Dataset excerpt.
==*==

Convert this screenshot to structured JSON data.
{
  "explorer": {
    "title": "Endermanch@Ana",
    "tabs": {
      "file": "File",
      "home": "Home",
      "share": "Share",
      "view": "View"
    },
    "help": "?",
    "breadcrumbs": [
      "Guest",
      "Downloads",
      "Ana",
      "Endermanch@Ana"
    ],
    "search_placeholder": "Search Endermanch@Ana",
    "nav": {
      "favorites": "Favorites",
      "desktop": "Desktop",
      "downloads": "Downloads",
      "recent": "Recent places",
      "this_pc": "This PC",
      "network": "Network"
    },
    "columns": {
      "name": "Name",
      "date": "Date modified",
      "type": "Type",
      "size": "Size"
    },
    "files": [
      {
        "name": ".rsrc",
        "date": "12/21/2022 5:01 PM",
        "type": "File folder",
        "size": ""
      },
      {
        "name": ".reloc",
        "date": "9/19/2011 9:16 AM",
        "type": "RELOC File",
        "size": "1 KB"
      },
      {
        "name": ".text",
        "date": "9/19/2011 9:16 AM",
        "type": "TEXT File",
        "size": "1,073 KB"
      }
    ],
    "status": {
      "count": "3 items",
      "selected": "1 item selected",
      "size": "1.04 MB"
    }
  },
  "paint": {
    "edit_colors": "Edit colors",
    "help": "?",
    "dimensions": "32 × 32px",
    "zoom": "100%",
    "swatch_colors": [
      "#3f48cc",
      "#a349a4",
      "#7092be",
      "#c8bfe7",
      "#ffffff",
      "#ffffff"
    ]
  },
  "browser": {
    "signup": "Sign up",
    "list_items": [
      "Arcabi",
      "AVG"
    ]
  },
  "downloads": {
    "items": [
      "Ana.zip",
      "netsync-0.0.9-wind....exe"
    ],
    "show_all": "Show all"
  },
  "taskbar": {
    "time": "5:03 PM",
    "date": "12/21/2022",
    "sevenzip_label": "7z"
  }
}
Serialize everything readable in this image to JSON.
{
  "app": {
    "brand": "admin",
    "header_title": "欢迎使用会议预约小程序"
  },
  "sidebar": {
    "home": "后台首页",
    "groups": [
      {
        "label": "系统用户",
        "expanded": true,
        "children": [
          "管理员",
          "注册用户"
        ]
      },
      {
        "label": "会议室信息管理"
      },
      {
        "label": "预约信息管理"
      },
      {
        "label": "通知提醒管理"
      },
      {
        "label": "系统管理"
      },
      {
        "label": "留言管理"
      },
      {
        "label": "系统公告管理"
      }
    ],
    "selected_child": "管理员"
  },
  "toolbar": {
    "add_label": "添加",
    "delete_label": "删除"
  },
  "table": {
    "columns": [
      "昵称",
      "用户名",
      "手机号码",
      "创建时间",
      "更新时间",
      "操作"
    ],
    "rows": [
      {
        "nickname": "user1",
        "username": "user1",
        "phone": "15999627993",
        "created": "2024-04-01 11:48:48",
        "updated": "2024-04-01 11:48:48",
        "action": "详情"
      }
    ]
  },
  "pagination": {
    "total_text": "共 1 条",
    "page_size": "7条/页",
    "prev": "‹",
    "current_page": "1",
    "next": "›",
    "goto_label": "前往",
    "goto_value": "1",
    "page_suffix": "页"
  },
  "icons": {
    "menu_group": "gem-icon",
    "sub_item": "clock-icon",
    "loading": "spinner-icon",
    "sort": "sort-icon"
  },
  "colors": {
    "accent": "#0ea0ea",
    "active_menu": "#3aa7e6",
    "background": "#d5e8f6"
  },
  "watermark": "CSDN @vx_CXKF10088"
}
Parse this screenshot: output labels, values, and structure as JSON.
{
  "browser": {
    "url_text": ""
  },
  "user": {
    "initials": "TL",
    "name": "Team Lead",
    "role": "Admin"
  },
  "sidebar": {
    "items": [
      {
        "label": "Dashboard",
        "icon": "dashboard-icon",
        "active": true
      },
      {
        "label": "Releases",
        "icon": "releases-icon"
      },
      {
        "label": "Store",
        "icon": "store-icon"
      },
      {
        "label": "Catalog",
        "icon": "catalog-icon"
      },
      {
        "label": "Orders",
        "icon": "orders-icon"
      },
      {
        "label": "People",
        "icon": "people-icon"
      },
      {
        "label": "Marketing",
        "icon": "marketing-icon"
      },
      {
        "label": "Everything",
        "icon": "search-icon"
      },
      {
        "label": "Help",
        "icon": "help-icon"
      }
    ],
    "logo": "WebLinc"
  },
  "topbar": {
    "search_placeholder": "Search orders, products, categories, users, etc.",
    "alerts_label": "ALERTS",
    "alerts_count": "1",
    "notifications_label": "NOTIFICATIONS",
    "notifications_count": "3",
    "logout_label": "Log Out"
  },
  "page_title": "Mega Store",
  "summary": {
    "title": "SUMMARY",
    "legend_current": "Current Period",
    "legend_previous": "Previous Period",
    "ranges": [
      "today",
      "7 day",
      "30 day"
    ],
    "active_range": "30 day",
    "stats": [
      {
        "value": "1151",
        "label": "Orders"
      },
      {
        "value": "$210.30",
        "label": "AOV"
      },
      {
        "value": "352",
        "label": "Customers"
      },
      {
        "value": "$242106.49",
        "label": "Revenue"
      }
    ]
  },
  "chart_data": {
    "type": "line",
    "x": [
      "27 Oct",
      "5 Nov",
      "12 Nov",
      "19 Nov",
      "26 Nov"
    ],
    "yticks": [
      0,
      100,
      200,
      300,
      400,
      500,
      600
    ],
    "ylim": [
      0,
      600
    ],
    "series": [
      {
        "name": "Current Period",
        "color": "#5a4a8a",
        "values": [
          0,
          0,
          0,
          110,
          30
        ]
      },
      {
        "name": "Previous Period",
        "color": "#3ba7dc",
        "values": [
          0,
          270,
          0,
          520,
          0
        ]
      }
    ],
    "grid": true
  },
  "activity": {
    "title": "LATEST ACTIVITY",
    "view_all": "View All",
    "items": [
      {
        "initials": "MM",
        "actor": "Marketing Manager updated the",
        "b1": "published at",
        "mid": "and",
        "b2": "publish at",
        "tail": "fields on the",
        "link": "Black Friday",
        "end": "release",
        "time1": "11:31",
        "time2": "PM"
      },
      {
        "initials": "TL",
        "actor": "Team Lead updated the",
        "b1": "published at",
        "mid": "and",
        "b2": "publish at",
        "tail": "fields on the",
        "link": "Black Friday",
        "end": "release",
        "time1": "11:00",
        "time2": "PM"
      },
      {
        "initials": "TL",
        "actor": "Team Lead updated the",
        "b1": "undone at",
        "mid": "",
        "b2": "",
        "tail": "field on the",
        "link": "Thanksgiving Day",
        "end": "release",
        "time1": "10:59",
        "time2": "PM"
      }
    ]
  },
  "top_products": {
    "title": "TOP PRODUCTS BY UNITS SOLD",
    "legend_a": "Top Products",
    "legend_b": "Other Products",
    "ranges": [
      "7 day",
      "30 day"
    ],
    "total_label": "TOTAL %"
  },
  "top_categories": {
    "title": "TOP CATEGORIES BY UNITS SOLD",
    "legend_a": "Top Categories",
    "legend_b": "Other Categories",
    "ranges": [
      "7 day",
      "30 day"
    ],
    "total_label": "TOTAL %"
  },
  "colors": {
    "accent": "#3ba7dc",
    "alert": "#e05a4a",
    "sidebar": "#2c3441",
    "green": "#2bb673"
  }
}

==*==

Goal of the exercise. Output the entries verbatim.

Answer to this task.
Convert this screenshot to structured JSON data.
{
  "explorer": {
    "title": "Endermanch@Ana",
    "tabs": {
      "file": "File",
      "home": "Home",
      "share": "Share",
      "view": "View"
    },
    "help": "?",
    "breadcrumbs": [
      "Guest",
      "Downloads",
      "Ana",
      "Endermanch@Ana"
    ],
    "search_placeholder": "Search Endermanch@Ana",
    "nav": {
      "favorites": "Favorites",
      "desktop": "Desktop",
      "downloads": "Downloads",
      "recent": "Recent places",
      "this_pc": "This PC",
      "network": "Network"
    },
    "columns": {
      "name": "Name",
      "date": "Date modified",
      "type": "Type",
      "size": "Size"
    },
    "files": [
      {
        "name": ".rsrc",
        "date": "12/21/2022 5:01 PM",
        "type": "File folder",
        "size": ""
      },
      {
        "name": ".reloc",
        "date": "9/19/2011 9:16 AM",
        "type": "RELOC File",
        "size": "1 KB"
      },
      {
        "name": ".text",
        "date": "9/19/2011 9:16 AM",
        "type": "TEXT File",
        "size": "1,073 KB"
      }
    ],
    "status": {
      "count": "3 items",
      "selected": "1 item selected",
      "size": "1.04 MB"
    }
  },
  "paint": {
    "edit_colors": "Edit colors",
    "help": "?",
    "dimensions": "32 × 32px",
    "zoom": "100%",
    "swatch_colors": [
      "#3f48cc",
      "#a349a4",
      "#7092be",
      "#c8bfe7",
      "#ffffff",
      "#ffffff"
    ]
  },
  "browser": {
    "signup": "Sign up",
    "list_items": [
      "Arcabi",
      "AVG"
    ]
  },
  "downloads": {
    "items": [
      "Ana.zip",
      "netsync-0.0.9-wind....exe"
    ],
    "show_all": "Show all"
  },
  "taskbar": {
    "time": "5:03 PM",
    "date": "12/21/2022",
    "sevenzip_label": "7z"
  }
}
Serialize everything readable in this image to JSON.
{
  "app": {
    "brand": "admin",
    "header_title": "欢迎使用会议预约小程序"
  },
  "sidebar": {
    "home": "后台首页",
    "groups": [
      {
        "label": "系统用户",
        "expanded": true,
        "children": [
          "管理员",
          "注册用户"
        ]
      },
      {
        "label": "会议室信息管理"
      },
      {
        "label": "预约信息管理"
      },
      {
        "label": "通知提醒管理"
      },
      {
        "label": "系统管理"
      },
      {
        "label": "留言管理"
      },
      {
        "label": "系统公告管理"
      }
    ],
    "selected_child": "管理员"
  },
  "toolbar": {
    "add_label": "添加",
    "delete_label": "删除"
  },
  "table": {
    "columns": [
      "昵称",
      "用户名",
      "手机号码",
      "创建时间",
      "更新时间",
      "操作"
    ],
    "rows": [
      {
        "nickname": "user1",
        "username": "user1",
        "phone": "15999627993",
        "created": "2024-04-01 11:48:48",
        "updated": "2024-04-01 11:48:48",
        "action": "详情"
      }
    ]
  },
  "pagination": {
    "total_text": "共 1 条",
    "page_size": "7条/页",
    "prev": "‹",
    "current_page": "1",
    "next": "›",
    "goto_label": "前往",
    "goto_value": "1",
    "page_suffix": "页"
  },
  "icons": {
    "menu_group": "gem-icon",
    "sub_item": "clock-icon",
    "loading": "spinner-icon",
    "sort": "sort-icon"
  },
  "colors": {
    "accent": "#0ea0ea",
    "active_menu": "#3aa7e6",
    "background": "#d5e8f6"
  },
  "watermark": "CSDN @vx_CXKF10088"
}
Parse this screenshot: output labels, values, and structure as JSON.
{
  "browser": {
    "url_text": ""
  },
  "user": {
    "initials": "TL",
    "name": "Team Lead",
    "role": "Admin"
  },
  "sidebar": {
    "items": [
      {
        "label": "Dashboard",
        "icon": "dashboard-icon",
        "active": true
      },
      {
        "label": "Releases",
        "icon": "releases-icon"
      },
      {
        "label": "Store",
        "icon": "store-icon"
      },
      {
        "label": "Catalog",
        "icon": "catalog-icon"
      },
      {
        "label": "Orders",
        "icon": "orders-icon"
      },
      {
        "label": "People",
        "icon": "people-icon"
      },
      {
        "label": "Marketing",
        "icon": "marketing-icon"
      },
      {
        "label": "Everything",
        "icon": "search-icon"
      },
      {
        "label": "Help",
        "icon": "help-icon"
      }
    ],
    "logo": "WebLinc"
  },
  "topbar": {
    "search_placeholder": "Search orders, products, categories, users, etc.",
    "alerts_label": "ALERTS",
    "alerts_count": "1",
    "notifications_label": "NOTIFICATIONS",
    "notifications_count": "3",
    "logout_label": "Log Out"
  },
  "page_title": "Mega Store",
  "summary": {
    "title": "SUMMARY",
    "legend_current": "Current Period",
    "legend_previous": "Previous Period",
    "ranges": [
      "today",
      "7 day",
      "30 day"
    ],
    "active_range": "30 day",
    "stats": [
      {
        "value": "1151",
        "label": "Orders"
      },
      {
        "value": "$210.30",
        "label": "AOV"
      },
      {
        "value": "352",
        "label": "Customers"
      },
      {
        "value": "$242106.49",
        "label": "Revenue"
      }
    ]
  },
  "chart_data": {
    "type": "line",
    "x": [
      "27 Oct",
      "5 Nov",
      "12 Nov",
      "19 Nov",
      "26 Nov"
    ],
    "yticks": [
      0,
      100,
      200,
      300,
      400,
      500,
      600
    ],
    "ylim": [
      0,
      600
    ],
    "series": [
      {
        "name": "Current Period",
        "color": "#5a4a8a",
        "values": [
          0,
          0,
          0,
          110,
          30
        ]
      },
      {
        "name": "Previous Period",
        "color": "#3ba7dc",
        "values": [
          0,
          270,
          0,
          520,
          0
        ]
      }
    ],
    "grid": true
  },
  "activity": {
    "title": "LATEST ACTIVITY",
    "view_all": "View All",
    "items": [
      {
        "initials": "MM",
        "actor": "Marketing Manager updated the",
        "b1": "published at",
        "mid": "and",
        "b2": "publish at",
        "tail": "fields on the",
        "link": "Black Friday",
        "end": "release",
        "time1": "11:31",
        "time2": "PM"
      },
      {
        "initials": "TL",
        "actor": "Team Lead updated the",
        "b1": "published at",
        "mid": "and",
        "b2": "publish at",
        "tail": "fields on the",
        "link": "Black Friday",
        "end": "release",
        "time1": "11:00",
        "time2": "PM"
      },
      {
        "initials": "TL",
        "actor": "Team Lead updated the",
        "b1": "undone at",
        "mid": "",
        "b2": "",
        "tail": "field on the",
        "link": "Thanksgiving Day",
        "end": "release",
        "time1": "10:59",
        "time2": "PM"
      }
    ]
  },
  "top_products": {
    "title": "TOP PRODUCTS BY UNITS SOLD",
    "legend_a": "Top Products",
    "legend_b": "Other Products",
    "ranges": [
      "7 day",
      "30 day"
    ],
    "total_label": "TOTAL %"
  },
  "top_categories": {
    "title": "TOP CATEGORIES BY UNITS SOLD",
    "legend_a": "Top Categories",
    "legend_b": "Other Categories",
    "ranges": [
      "7 day",
      "30 day"
    ],
    "total_label": "TOTAL %"
  },
  "colors": {
    "accent": "#3ba7dc",
    "alert": "#e05a4a",
    "sidebar": "#2c3441",
    "green": "#2bb673"
  }
}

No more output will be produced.